▶ [FRAGMENTO PARA LEER]:
* * *
Pero tiene esta vocal en nuestra lengua otra particularidad que suele también confundir á los escritores noveles, y es la tendencia que la mayoría de los valencianos tenemos á convertir en a la e inicial, particularmente en las voces que empiezan en es ó en; es tan común decir anteniment, ansendre, andevinar, ansisam, astora, ascoltar, harmosura, etc. etc., que no falta quien se confunde y lo escribe tal como suena: donde más hemos notado que se comete tal error es en la primera persona del singular del presente de indicativo del verbo haver, pues son muchos los que escriben yò ha, que es como se pronuncia; es muy cierto que casi todos decimos al hablar No l’ha vist, pero debe escribirse No l’he vist, como se debe escribir también enteniment, ensisam, escoltar, hermosura, etc.
F
No debe doblarse esta letra en ningún caso como se hacía antiguamente.
G, J
La g no representa en valenciano más sonido que el suave de Castilla; en cuanto á la j no puede representar ninguno y debe por lo tanto proscribirse de nuestro alfabeto: ese sonido no es valenciano.
Pero... cuantos no calzamos alpargatas, aunque sólo sea los domingos y fiestas de guardar, empleamos á toda hora en la conversación el sonido fuerte de la g y la j castellanas, porque nos resulta muy labriego el decir quefe ó quíquera, por ejemplo: ¿qué hacemos, pues, en este apuro al tener que escribir lo que hablamos?
* * *
▶ [SECCIÓN DE DATOS]:
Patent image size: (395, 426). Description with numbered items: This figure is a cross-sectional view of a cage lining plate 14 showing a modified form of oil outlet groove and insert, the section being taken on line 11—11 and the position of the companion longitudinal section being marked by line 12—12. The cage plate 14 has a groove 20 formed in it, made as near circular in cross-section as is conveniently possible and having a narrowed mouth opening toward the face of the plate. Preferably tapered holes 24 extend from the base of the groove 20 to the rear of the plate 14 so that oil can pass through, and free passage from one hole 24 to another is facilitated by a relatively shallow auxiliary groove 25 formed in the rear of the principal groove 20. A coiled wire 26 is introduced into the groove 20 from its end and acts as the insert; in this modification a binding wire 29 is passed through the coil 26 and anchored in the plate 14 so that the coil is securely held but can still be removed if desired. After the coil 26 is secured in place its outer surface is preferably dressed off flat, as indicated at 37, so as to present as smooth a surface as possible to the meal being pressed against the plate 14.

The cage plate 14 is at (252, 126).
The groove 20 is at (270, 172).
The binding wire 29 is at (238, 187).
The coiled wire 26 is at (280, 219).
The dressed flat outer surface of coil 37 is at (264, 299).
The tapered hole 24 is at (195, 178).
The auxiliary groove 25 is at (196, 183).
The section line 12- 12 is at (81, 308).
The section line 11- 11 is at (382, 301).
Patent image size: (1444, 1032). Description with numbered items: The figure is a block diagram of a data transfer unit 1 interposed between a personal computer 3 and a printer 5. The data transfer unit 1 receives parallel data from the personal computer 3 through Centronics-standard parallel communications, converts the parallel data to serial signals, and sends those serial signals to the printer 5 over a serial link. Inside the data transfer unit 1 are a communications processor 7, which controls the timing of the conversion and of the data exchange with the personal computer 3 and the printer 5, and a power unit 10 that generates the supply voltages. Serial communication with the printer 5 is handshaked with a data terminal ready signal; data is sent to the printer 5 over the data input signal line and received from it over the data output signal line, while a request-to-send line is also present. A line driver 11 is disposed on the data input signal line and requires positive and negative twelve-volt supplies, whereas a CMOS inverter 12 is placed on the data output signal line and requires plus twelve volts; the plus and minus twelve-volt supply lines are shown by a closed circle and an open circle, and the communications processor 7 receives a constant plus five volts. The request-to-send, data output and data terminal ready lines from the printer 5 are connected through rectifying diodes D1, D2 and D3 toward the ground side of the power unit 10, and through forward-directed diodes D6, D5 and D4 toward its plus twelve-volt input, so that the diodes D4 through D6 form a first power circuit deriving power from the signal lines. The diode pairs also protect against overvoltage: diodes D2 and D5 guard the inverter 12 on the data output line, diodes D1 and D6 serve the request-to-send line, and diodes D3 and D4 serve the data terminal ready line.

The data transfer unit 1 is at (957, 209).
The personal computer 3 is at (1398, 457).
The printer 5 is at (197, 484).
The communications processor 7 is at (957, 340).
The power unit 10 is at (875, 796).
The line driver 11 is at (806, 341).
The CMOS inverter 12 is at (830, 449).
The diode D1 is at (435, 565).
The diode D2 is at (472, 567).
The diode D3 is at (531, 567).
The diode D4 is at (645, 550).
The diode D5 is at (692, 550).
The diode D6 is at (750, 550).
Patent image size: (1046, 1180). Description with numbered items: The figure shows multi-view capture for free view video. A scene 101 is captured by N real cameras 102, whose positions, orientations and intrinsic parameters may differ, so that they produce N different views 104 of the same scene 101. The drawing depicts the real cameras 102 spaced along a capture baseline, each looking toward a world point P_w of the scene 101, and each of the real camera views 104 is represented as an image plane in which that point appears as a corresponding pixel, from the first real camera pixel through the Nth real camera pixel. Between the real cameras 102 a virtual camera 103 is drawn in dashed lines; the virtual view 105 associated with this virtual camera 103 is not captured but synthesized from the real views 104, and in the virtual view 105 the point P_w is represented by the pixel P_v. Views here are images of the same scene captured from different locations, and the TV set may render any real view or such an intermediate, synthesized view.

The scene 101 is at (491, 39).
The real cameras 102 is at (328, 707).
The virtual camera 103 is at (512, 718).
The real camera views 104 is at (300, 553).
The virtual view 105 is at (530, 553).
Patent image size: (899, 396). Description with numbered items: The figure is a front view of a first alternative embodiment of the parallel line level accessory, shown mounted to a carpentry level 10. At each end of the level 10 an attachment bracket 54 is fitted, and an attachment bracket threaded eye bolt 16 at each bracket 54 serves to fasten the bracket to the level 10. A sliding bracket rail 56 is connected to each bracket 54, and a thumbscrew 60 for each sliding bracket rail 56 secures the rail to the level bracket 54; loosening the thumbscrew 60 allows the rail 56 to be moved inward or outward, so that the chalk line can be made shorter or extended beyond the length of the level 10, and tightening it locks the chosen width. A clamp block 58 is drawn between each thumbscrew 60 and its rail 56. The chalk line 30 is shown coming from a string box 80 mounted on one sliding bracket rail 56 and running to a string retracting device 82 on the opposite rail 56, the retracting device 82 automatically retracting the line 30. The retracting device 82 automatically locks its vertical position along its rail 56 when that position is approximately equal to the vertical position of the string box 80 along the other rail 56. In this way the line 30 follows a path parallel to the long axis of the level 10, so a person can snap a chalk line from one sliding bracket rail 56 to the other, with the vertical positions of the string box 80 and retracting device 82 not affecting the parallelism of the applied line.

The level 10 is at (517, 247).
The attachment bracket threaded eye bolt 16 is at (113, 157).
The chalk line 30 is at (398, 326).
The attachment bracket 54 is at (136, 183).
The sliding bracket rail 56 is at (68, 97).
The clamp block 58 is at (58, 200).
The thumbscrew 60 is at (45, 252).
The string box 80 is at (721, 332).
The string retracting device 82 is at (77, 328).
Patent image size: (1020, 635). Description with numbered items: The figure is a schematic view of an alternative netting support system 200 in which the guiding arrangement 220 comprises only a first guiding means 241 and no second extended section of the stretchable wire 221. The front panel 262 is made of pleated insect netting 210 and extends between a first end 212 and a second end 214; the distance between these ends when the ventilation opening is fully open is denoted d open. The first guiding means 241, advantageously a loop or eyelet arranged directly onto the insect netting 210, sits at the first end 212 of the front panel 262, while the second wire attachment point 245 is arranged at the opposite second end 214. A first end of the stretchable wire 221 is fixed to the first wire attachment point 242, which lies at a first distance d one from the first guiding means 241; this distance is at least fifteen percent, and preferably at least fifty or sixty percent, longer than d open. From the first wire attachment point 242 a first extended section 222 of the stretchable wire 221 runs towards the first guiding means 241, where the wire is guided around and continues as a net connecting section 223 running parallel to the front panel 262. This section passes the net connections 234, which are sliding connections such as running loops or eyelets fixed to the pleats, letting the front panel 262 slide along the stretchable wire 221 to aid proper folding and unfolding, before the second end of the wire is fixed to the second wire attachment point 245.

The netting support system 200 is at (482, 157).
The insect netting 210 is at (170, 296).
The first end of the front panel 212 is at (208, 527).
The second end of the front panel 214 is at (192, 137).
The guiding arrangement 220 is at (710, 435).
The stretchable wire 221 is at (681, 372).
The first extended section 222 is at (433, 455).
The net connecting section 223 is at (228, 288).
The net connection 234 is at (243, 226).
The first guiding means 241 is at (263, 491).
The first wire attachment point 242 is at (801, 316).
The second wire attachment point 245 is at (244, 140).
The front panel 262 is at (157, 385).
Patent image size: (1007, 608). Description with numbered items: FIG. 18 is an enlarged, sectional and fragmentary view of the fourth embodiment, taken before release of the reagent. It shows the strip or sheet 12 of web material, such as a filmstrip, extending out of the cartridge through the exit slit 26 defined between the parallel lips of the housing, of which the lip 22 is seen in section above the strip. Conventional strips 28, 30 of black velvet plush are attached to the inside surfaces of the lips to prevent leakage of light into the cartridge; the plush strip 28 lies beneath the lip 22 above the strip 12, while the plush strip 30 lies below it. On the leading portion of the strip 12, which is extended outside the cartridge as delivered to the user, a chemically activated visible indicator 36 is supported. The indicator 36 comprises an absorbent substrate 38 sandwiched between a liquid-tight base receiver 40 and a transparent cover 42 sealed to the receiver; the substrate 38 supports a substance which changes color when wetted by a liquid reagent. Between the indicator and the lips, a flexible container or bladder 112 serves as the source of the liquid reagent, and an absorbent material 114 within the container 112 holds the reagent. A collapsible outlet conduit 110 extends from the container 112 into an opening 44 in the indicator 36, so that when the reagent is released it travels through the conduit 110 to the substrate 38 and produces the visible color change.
* * *
▶ [TAREA 1]: Indica si cada afirmación coincide con el fragmento y responde sí o no, citando literalmente las palabras que lo deciden: (a) la f debe doblarse como se hacía antiguamente; (b) la j debe eliminarse del alfabeto valenciano; (c) la forma correcta por escrito es «No l’he vist».
▶ [TAREA 2]: Según el fragmento, ¿en qué forma verbal se ha notado más el error de escribir a en lugar de e?
▶ [TAREA 3]: Traduce al inglés esta oración del fragmento: «La g no representa en valenciano más sonido que el suave de Castilla; en cuanto á la j no puede representar ninguno y debe por lo tanto proscribirse de nuestro alfabeto: ese sonido no es valenciano.»
Los registros no guardan relación alguna con el fragmento.

▶ [RESPUESTA FINAL 1]:
(a) No: «No debe doblarse esta letra en ningún caso como se hacía antiguamente.»
(b) Sí: «debe por lo tanto proscribirse de nuestro alfabeto»
(c) Sí: «pero debe escribirse No l’he vist»

▶ [RESPUESTA FINAL 2]: En la primera persona del singular del presente de indicativo del verbo haver.

▶ [RESPUESTA FINAL 3]: In Valencian, g represents no sound other than the soft one of Castile; as for j, it cannot represent any and must therefore be banished from our alphabet: that sound is not Valencian.